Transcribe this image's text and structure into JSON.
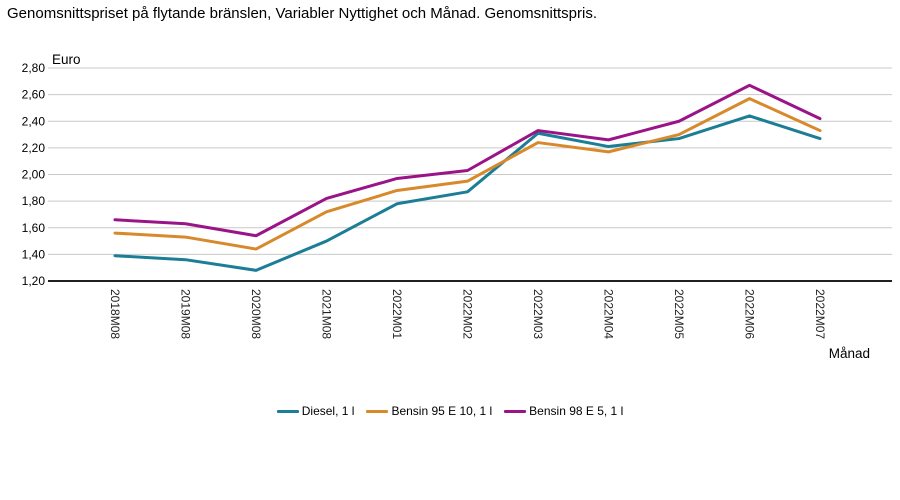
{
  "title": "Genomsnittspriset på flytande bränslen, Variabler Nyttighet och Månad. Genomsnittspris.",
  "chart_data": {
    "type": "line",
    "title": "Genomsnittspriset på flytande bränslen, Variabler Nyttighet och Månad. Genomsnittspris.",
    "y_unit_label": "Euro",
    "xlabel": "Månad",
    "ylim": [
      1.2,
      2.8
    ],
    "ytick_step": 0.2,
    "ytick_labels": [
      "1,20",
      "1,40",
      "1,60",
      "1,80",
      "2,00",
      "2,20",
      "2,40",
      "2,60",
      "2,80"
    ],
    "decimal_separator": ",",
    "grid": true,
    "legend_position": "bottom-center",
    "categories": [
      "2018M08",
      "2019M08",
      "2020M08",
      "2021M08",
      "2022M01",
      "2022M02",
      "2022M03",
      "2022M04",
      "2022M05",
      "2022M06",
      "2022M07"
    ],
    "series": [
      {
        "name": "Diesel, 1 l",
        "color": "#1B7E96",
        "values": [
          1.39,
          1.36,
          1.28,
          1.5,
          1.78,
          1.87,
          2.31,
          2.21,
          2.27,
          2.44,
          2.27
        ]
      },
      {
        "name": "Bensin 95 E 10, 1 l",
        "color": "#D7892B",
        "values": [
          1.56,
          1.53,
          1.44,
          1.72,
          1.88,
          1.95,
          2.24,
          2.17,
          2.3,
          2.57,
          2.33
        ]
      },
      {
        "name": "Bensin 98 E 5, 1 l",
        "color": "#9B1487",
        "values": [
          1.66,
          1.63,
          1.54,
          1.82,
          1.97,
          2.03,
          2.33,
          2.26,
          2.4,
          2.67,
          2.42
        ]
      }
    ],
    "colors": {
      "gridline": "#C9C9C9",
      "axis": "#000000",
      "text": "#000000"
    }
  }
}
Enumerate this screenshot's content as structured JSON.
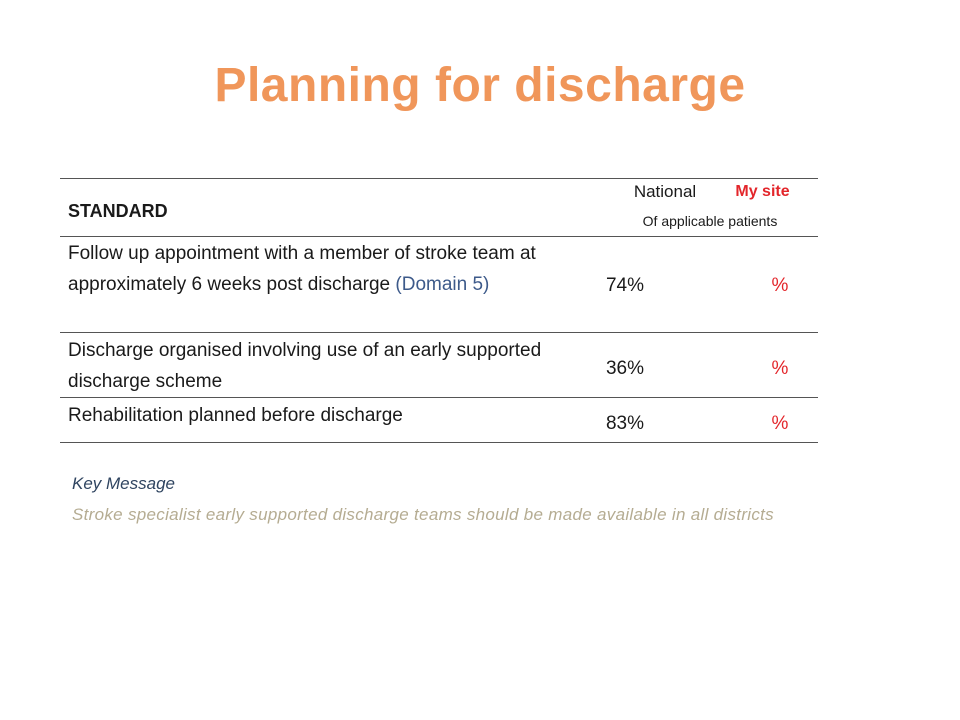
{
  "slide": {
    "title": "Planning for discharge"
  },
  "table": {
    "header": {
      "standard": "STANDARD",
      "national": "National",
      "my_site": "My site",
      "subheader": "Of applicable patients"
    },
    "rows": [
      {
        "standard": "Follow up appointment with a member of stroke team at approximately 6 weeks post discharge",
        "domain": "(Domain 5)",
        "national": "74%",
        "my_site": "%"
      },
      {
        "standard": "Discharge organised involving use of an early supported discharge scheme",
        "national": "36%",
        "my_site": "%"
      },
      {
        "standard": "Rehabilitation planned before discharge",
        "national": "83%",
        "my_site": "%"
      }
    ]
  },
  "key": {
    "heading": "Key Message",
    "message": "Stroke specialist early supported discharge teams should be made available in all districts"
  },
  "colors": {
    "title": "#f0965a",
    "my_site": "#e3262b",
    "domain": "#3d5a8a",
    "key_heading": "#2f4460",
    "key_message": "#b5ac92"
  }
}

§ **PROBLEM TO SOLVE**
Without including any picture, reproduce all of the material exactly.

§ **REPLY TO THE TASK**
Transcribe this image's text and structure into JSON.
{
  "title": "Genomsnittspriset på flytande bränslen, Variabler Nyttighet och Månad. Genomsnittspris.",
  "chart_data": {
    "type": "line",
    "title": "Genomsnittspriset på flytande bränslen, Variabler Nyttighet och Månad. Genomsnittspris.",
    "y_unit_label": "Euro",
    "xlabel": "Månad",
    "ylim": [
      1.2,
      2.8
    ],
    "ytick_step": 0.2,
    "ytick_labels": [
      "1,20",
      "1,40",
      "1,60",
      "1,80",
      "2,00",
      "2,20",
      "2,40",
      "2,60",
      "2,80"
    ],
    "decimal_separator": ",",
    "grid": true,
    "legend_position": "bottom-center",
    "categories": [
      "2018M08",
      "2019M08",
      "2020M08",
      "2021M08",
      "2022M01",
      "2022M02",
      "2022M03",
      "2022M04",
      "2022M05",
      "2022M06",
      "2022M07"
    ],
    "series": [
      {
        "name": "Diesel, 1 l",
        "color": "#1B7E96",
        "values": [
          1.39,
          1.36,
          1.28,
          1.5,
          1.78,
          1.87,
          2.31,
          2.21,
          2.27,
          2.44,
          2.27
        ]
      },
      {
        "name": "Bensin 95 E 10, 1 l",
        "color": "#D7892B",
        "values": [
          1.56,
          1.53,
          1.44,
          1.72,
          1.88,
          1.95,
          2.24,
          2.17,
          2.3,
          2.57,
          2.33
        ]
      },
      {
        "name": "Bensin 98 E 5, 1 l",
        "color": "#9B1487",
        "values": [
          1.66,
          1.63,
          1.54,
          1.82,
          1.97,
          2.03,
          2.33,
          2.26,
          2.4,
          2.67,
          2.42
        ]
      }
    ],
    "colors": {
      "gridline": "#C9C9C9",
      "axis": "#000000",
      "text": "#000000"
    }
  }
}
Enumerate this screenshot's content as structured JSON.
{
  "slide": {
    "title": "Planning for discharge"
  },
  "table": {
    "header": {
      "standard": "STANDARD",
      "national": "National",
      "my_site": "My site",
      "subheader": "Of applicable patients"
    },
    "rows": [
      {
        "standard": "Follow up appointment with a member of stroke team at approximately 6 weeks post discharge",
        "domain": "(Domain 5)",
        "national": "74%",
        "my_site": "%"
      },
      {
        "standard": "Discharge organised involving use of an early supported discharge scheme",
        "national": "36%",
        "my_site": "%"
      },
      {
        "standard": "Rehabilitation planned before discharge",
        "national": "83%",
        "my_site": "%"
      }
    ]
  },
  "key": {
    "heading": "Key Message",
    "message": "Stroke specialist early supported discharge teams should be made available in all districts"
  },
  "colors": {
    "title": "#f0965a",
    "my_site": "#e3262b",
    "domain": "#3d5a8a",
    "key_heading": "#2f4460",
    "key_message": "#b5ac92"
  }
}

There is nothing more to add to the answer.